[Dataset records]
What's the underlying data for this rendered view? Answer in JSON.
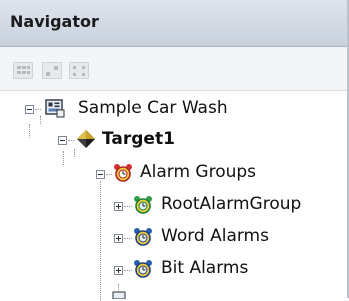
{
  "panel": {
    "title": "Navigator"
  },
  "toolbar": {
    "buttons": [
      "grid-view-icon",
      "expand-view-icon",
      "collapse-view-icon"
    ]
  },
  "tree": {
    "root": {
      "label": "Sample Car Wash",
      "icon": "project-icon",
      "expanded": true
    },
    "target": {
      "label": "Target1",
      "icon": "target-diamond-icon",
      "expanded": true
    },
    "alarm_groups": {
      "label": "Alarm Groups",
      "icon": "alarm-clock-icon",
      "expanded": true
    },
    "children": [
      {
        "label": "RootAlarmGroup",
        "icon": "alarm-group-icon",
        "expanded": false
      },
      {
        "label": "Word Alarms",
        "icon": "alarm-group-icon",
        "expanded": false
      },
      {
        "label": "Bit Alarms",
        "icon": "alarm-group-icon",
        "expanded": false
      }
    ]
  },
  "colors": {
    "header_bg": "#d3dae4",
    "alarm_red": "#d0312d",
    "alarm_green": "#2e9d4a",
    "alarm_blue": "#2a5fb0"
  }
}
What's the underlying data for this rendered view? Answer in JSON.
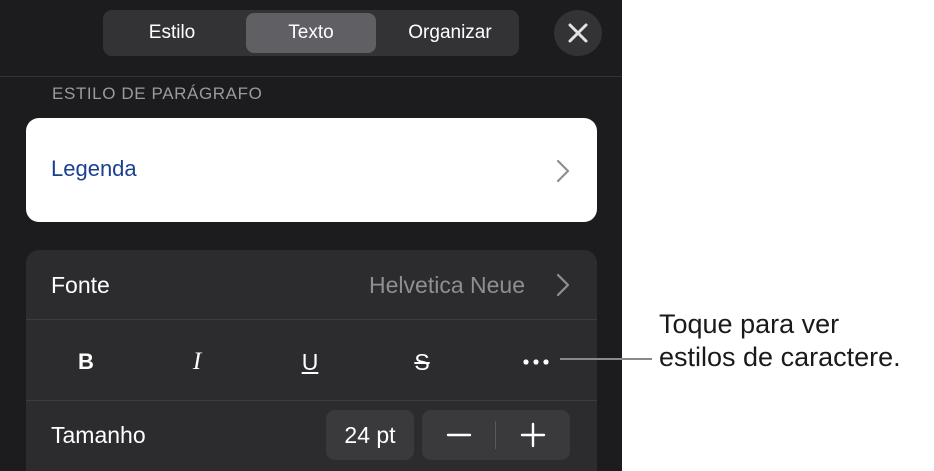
{
  "tabs": [
    {
      "label": "Estilo",
      "active": false
    },
    {
      "label": "Texto",
      "active": true
    },
    {
      "label": "Organizar",
      "active": false
    }
  ],
  "close_icon": "close-icon",
  "paragraph_style": {
    "section_label": "ESTILO DE PARÁGRAFO",
    "value": "Legenda",
    "value_color": "#1c3f91"
  },
  "font": {
    "label": "Fonte",
    "value": "Helvetica Neue"
  },
  "character_styles": {
    "bold": "B",
    "italic": "I",
    "underline": "U",
    "strikethrough": "S",
    "more_icon": "ellipsis-icon"
  },
  "size": {
    "label": "Tamanho",
    "value": "24 pt",
    "decrement_icon": "minus-icon",
    "increment_icon": "plus-icon"
  },
  "callout": {
    "line1": "Toque para ver",
    "line2": "estilos de caractere."
  },
  "colors": {
    "panel_bg": "#1c1c1e",
    "group_bg": "#2c2c2e",
    "accent_text": "#1c3f91"
  }
}
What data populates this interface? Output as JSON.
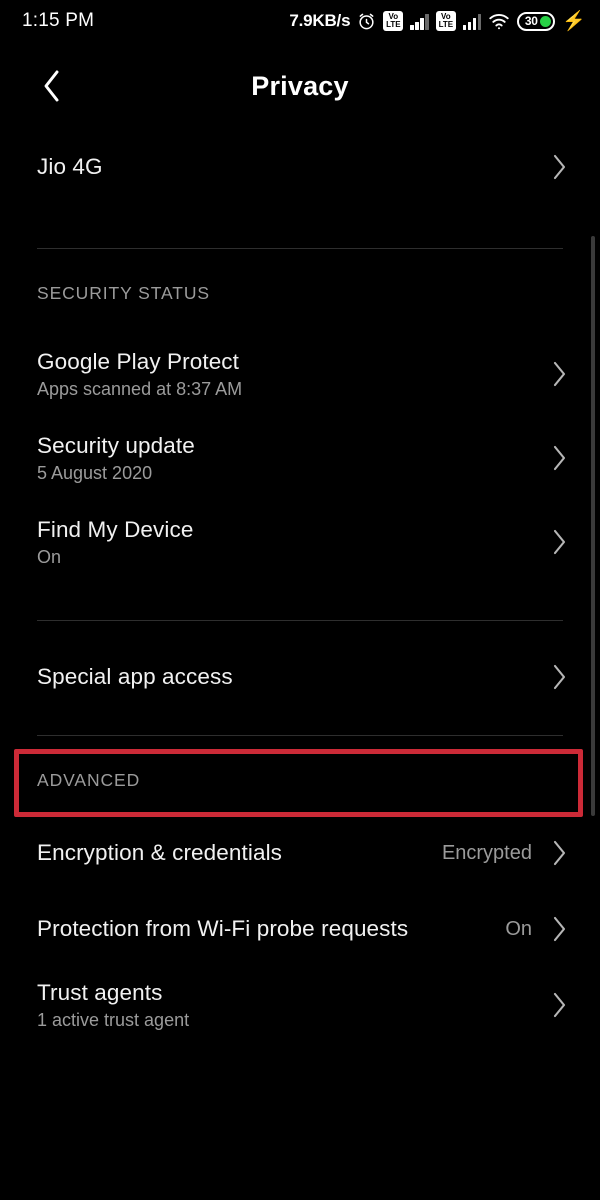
{
  "statusbar": {
    "clock": "1:15 PM",
    "network_speed": "7.9KB/s",
    "alarm_icon": "alarm-icon",
    "sim1": {
      "volte_top": "Vo",
      "volte_bottom": "LTE",
      "signal_icon": "signal-bars-icon"
    },
    "sim2": {
      "volte_top": "Vo",
      "volte_bottom": "LTE",
      "signal_icon": "signal-bars-icon"
    },
    "wifi_icon": "wifi-icon",
    "battery_level": "30",
    "battery_charging_icon": "lightning-bolt-icon",
    "battery_fill_color": "#27d045"
  },
  "appbar": {
    "back_icon": "back-chevron-icon",
    "title": "Privacy"
  },
  "list": {
    "jio": {
      "title": "Jio 4G",
      "chevron": "chevron-right-icon"
    },
    "security_status_header": "SECURITY STATUS",
    "google_play_protect": {
      "title": "Google Play Protect",
      "subtitle": "Apps scanned at 8:37 AM",
      "chevron": "chevron-right-icon"
    },
    "security_update": {
      "title": "Security update",
      "subtitle": "5 August 2020",
      "chevron": "chevron-right-icon"
    },
    "find_my_device": {
      "title": "Find My Device",
      "subtitle": "On",
      "chevron": "chevron-right-icon"
    },
    "special_app_access": {
      "title": "Special app access",
      "chevron": "chevron-right-icon",
      "highlight_color": "#cc2a37"
    },
    "advanced_header": "ADVANCED",
    "encryption": {
      "title": "Encryption & credentials",
      "value": "Encrypted",
      "chevron": "chevron-right-icon"
    },
    "wifi_probe": {
      "title": "Protection from Wi-Fi probe requests",
      "value": "On",
      "chevron": "chevron-right-icon"
    },
    "trust_agents": {
      "title": "Trust agents",
      "subtitle": "1 active trust agent",
      "chevron": "chevron-right-icon"
    }
  }
}
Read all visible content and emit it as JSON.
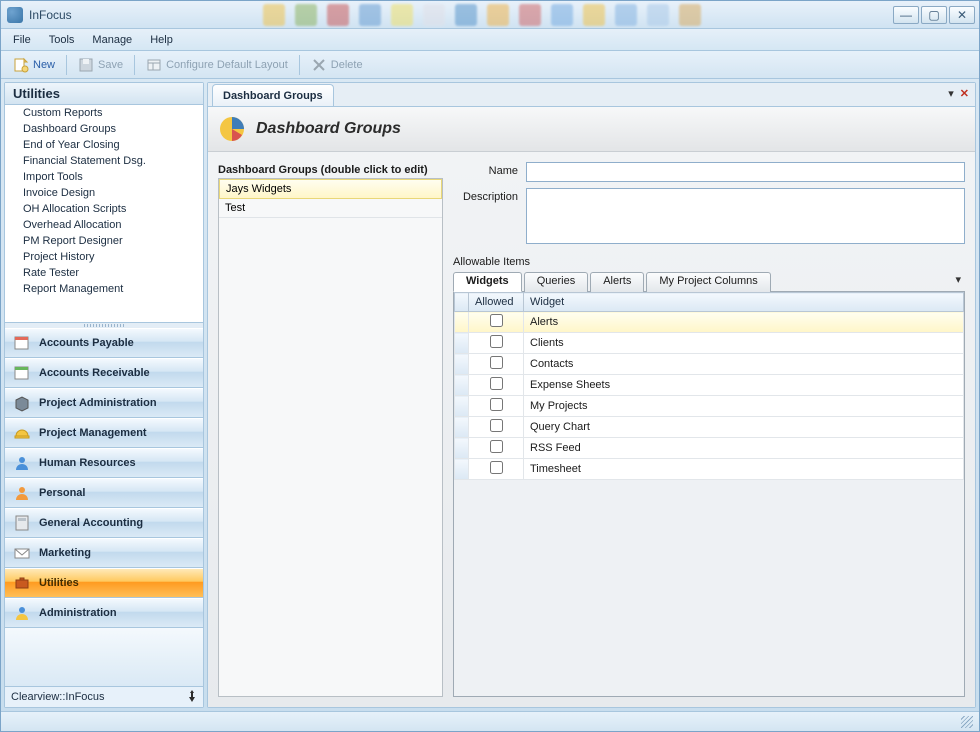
{
  "window": {
    "title": "InFocus"
  },
  "menubar": [
    "File",
    "Tools",
    "Manage",
    "Help"
  ],
  "toolbar": {
    "new": "New",
    "save": "Save",
    "configure": "Configure Default Layout",
    "delete": "Delete"
  },
  "sidebar": {
    "header": "Utilities",
    "items": [
      "Custom Reports",
      "Dashboard Groups",
      "End of Year Closing",
      "Financial Statement Dsg.",
      "Import Tools",
      "Invoice Design",
      "OH Allocation Scripts",
      "Overhead Allocation",
      "PM Report Designer",
      "Project History",
      "Rate Tester",
      "Report Management"
    ],
    "nav": [
      {
        "label": "Accounts Payable",
        "active": false
      },
      {
        "label": "Accounts Receivable",
        "active": false
      },
      {
        "label": "Project Administration",
        "active": false
      },
      {
        "label": "Project Management",
        "active": false
      },
      {
        "label": "Human Resources",
        "active": false
      },
      {
        "label": "Personal",
        "active": false
      },
      {
        "label": "General Accounting",
        "active": false
      },
      {
        "label": "Marketing",
        "active": false
      },
      {
        "label": "Utilities",
        "active": true
      },
      {
        "label": "Administration",
        "active": false
      }
    ],
    "footer": "Clearview::InFocus"
  },
  "doc": {
    "tab": "Dashboard Groups",
    "title": "Dashboard Groups"
  },
  "grouplist": {
    "label": "Dashboard Groups (double click to edit)",
    "rows": [
      "Jays Widgets",
      "Test"
    ]
  },
  "form": {
    "name_label": "Name",
    "name_value": "",
    "desc_label": "Description",
    "desc_value": ""
  },
  "allowable": {
    "label": "Allowable Items",
    "tabs": [
      "Widgets",
      "Queries",
      "Alerts",
      "My Project Columns"
    ],
    "columns": [
      "Allowed",
      "Widget"
    ],
    "rows": [
      "Alerts",
      "Clients",
      "Contacts",
      "Expense Sheets",
      "My Projects",
      "Query Chart",
      "RSS Feed",
      "Timesheet"
    ]
  }
}
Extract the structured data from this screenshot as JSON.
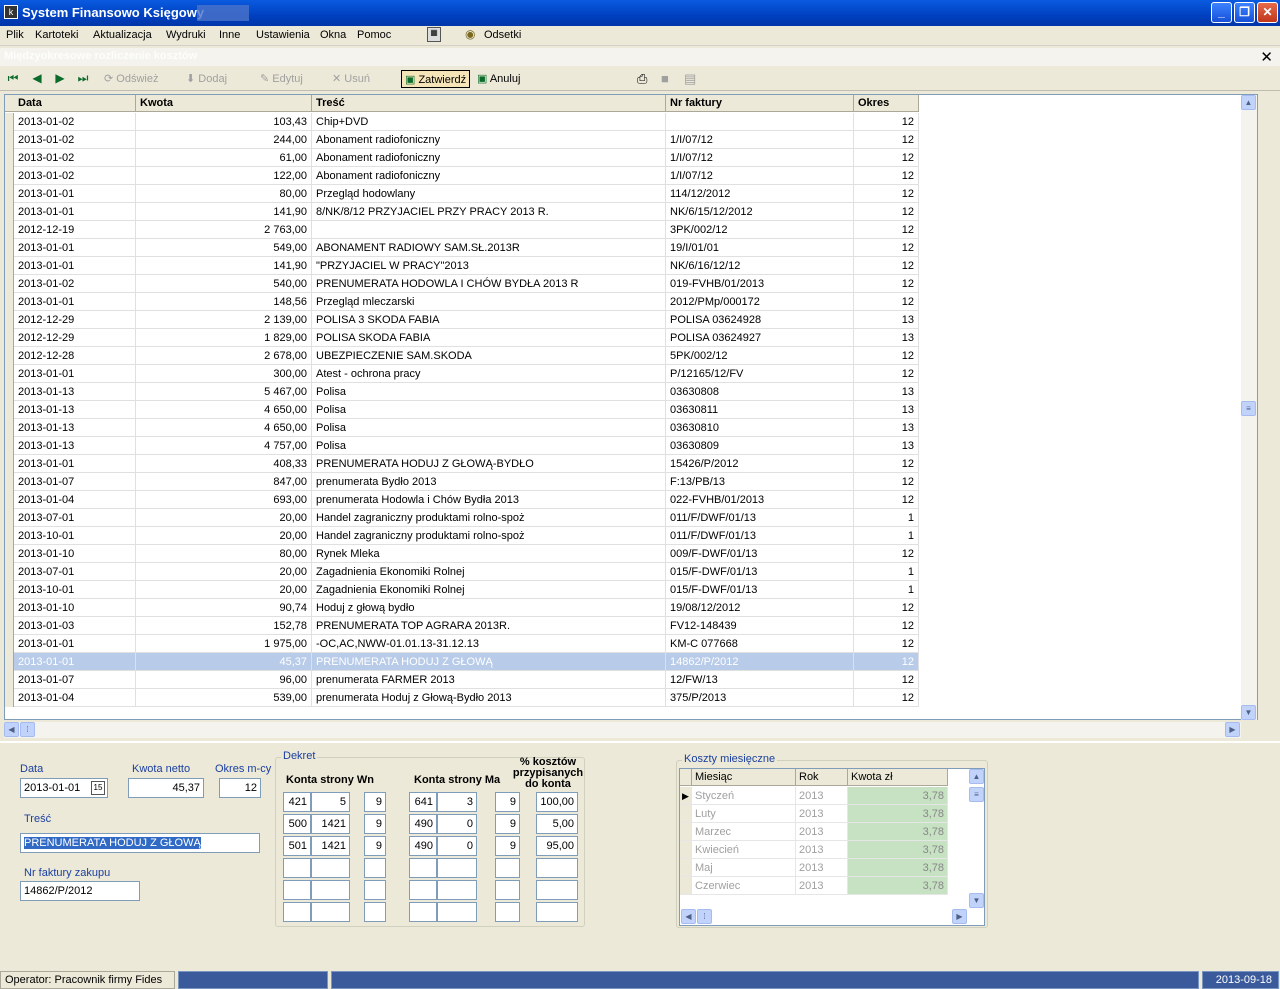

TASK DESCRIPTION
Transcribe every line in the entries above, taking out only the images.

THE COMPLETED TASK
What's the underlying data for this rendered view? Answer in JSON.
{
  "panel": {
    "title": "Navigator"
  },
  "toolbar": {
    "buttons": [
      "grid-view-icon",
      "expand-view-icon",
      "collapse-view-icon"
    ]
  },
  "tree": {
    "root": {
      "label": "Sample Car Wash",
      "icon": "project-icon",
      "expanded": true
    },
    "target": {
      "label": "Target1",
      "icon": "target-diamond-icon",
      "expanded": true
    },
    "alarm_groups": {
      "label": "Alarm Groups",
      "icon": "alarm-clock-icon",
      "expanded": true
    },
    "children": [
      {
        "label": "RootAlarmGroup",
        "icon": "alarm-group-icon",
        "expanded": false
      },
      {
        "label": "Word Alarms",
        "icon": "alarm-group-icon",
        "expanded": false
      },
      {
        "label": "Bit Alarms",
        "icon": "alarm-group-icon",
        "expanded": false
      }
    ]
  },
  "colors": {
    "header_bg": "#d3dae4",
    "alarm_red": "#d0312d",
    "alarm_green": "#2e9d4a",
    "alarm_blue": "#2a5fb0"
  }
}
What's the underlying data for this rendered view? Answer in JSON.
{
  "tabs": [
    {
      "label": "Estilo",
      "active": false
    },
    {
      "label": "Texto",
      "active": true
    },
    {
      "label": "Organizar",
      "active": false
    }
  ],
  "close_icon": "close-icon",
  "paragraph_style": {
    "section_label": "ESTILO DE PARÁGRAFO",
    "value": "Legenda",
    "value_color": "#1c3f91"
  },
  "font": {
    "label": "Fonte",
    "value": "Helvetica Neue"
  },
  "character_styles": {
    "bold": "B",
    "italic": "I",
    "underline": "U",
    "strikethrough": "S",
    "more_icon": "ellipsis-icon"
  },
  "size": {
    "label": "Tamanho",
    "value": "24 pt",
    "decrement_icon": "minus-icon",
    "increment_icon": "plus-icon"
  },
  "callout": {
    "line1": "Toque para ver",
    "line2": "estilos de caractere."
  },
  "colors": {
    "panel_bg": "#1c1c1e",
    "group_bg": "#2c2c2e",
    "accent_text": "#1c3f91"
  }
}
What data populates this interface? Output as JSON.
{
  "statusbar": {
    "clock": "1:15 PM",
    "network_speed": "7.9KB/s",
    "alarm_icon": "alarm-icon",
    "sim1": {
      "volte_top": "Vo",
      "volte_bottom": "LTE",
      "signal_icon": "signal-bars-icon"
    },
    "sim2": {
      "volte_top": "Vo",
      "volte_bottom": "LTE",
      "signal_icon": "signal-bars-icon"
    },
    "wifi_icon": "wifi-icon",
    "battery_level": "30",
    "battery_charging_icon": "lightning-bolt-icon",
    "battery_fill_color": "#27d045"
  },
  "appbar": {
    "back_icon": "back-chevron-icon",
    "title": "Privacy"
  },
  "list": {
    "jio": {
      "title": "Jio 4G",
      "chevron": "chevron-right-icon"
    },
    "security_status_header": "SECURITY STATUS",
    "google_play_protect": {
      "title": "Google Play Protect",
      "subtitle": "Apps scanned at 8:37 AM",
      "chevron": "chevron-right-icon"
    },
    "security_update": {
      "title": "Security update",
      "subtitle": "5 August 2020",
      "chevron": "chevron-right-icon"
    },
    "find_my_device": {
      "title": "Find My Device",
      "subtitle": "On",
      "chevron": "chevron-right-icon"
    },
    "special_app_access": {
      "title": "Special app access",
      "chevron": "chevron-right-icon",
      "highlight_color": "#cc2a37"
    },
    "advanced_header": "ADVANCED",
    "encryption": {
      "title": "Encryption & credentials",
      "value": "Encrypted",
      "chevron": "chevron-right-icon"
    },
    "wifi_probe": {
      "title": "Protection from Wi-Fi probe requests",
      "value": "On",
      "chevron": "chevron-right-icon"
    },
    "trust_agents": {
      "title": "Trust agents",
      "subtitle": "1 active trust agent",
      "chevron": "chevron-right-icon"
    }
  }
}
Read all visible content and emit it as JSON.
{
  "window": {
    "title": "InFocus"
  },
  "menubar": [
    "File",
    "Tools",
    "Manage",
    "Help"
  ],
  "toolbar": {
    "new": "New",
    "save": "Save",
    "configure": "Configure Default Layout",
    "delete": "Delete"
  },
  "sidebar": {
    "header": "Utilities",
    "items": [
      "Custom Reports",
      "Dashboard Groups",
      "End of Year Closing",
      "Financial Statement Dsg.",
      "Import Tools",
      "Invoice Design",
      "OH Allocation Scripts",
      "Overhead Allocation",
      "PM Report Designer",
      "Project History",
      "Rate Tester",
      "Report Management"
    ],
    "nav": [
      {
        "label": "Accounts Payable",
        "active": false
      },
      {
        "label": "Accounts Receivable",
        "active": false
      },
      {
        "label": "Project Administration",
        "active": false
      },
      {
        "label": "Project Management",
        "active": false
      },
      {
        "label": "Human Resources",
        "active": false
      },
      {
        "label": "Personal",
        "active": false
      },
      {
        "label": "General Accounting",
        "active": false
      },
      {
        "label": "Marketing",
        "active": false
      },
      {
        "label": "Utilities",
        "active": true
      },
      {
        "label": "Administration",
        "active": false
      }
    ],
    "footer": "Clearview::InFocus"
  },
  "doc": {
    "tab": "Dashboard Groups",
    "title": "Dashboard Groups"
  },
  "grouplist": {
    "label": "Dashboard Groups (double click to edit)",
    "rows": [
      "Jays Widgets",
      "Test"
    ]
  },
  "form": {
    "name_label": "Name",
    "name_value": "",
    "desc_label": "Description",
    "desc_value": ""
  },
  "allowable": {
    "label": "Allowable Items",
    "tabs": [
      "Widgets",
      "Queries",
      "Alerts",
      "My Project Columns"
    ],
    "columns": [
      "Allowed",
      "Widget"
    ],
    "rows": [
      "Alerts",
      "Clients",
      "Contacts",
      "Expense Sheets",
      "My Projects",
      "Query Chart",
      "RSS Feed",
      "Timesheet"
    ]
  }
}
Extract the structured data from this screenshot as JSON.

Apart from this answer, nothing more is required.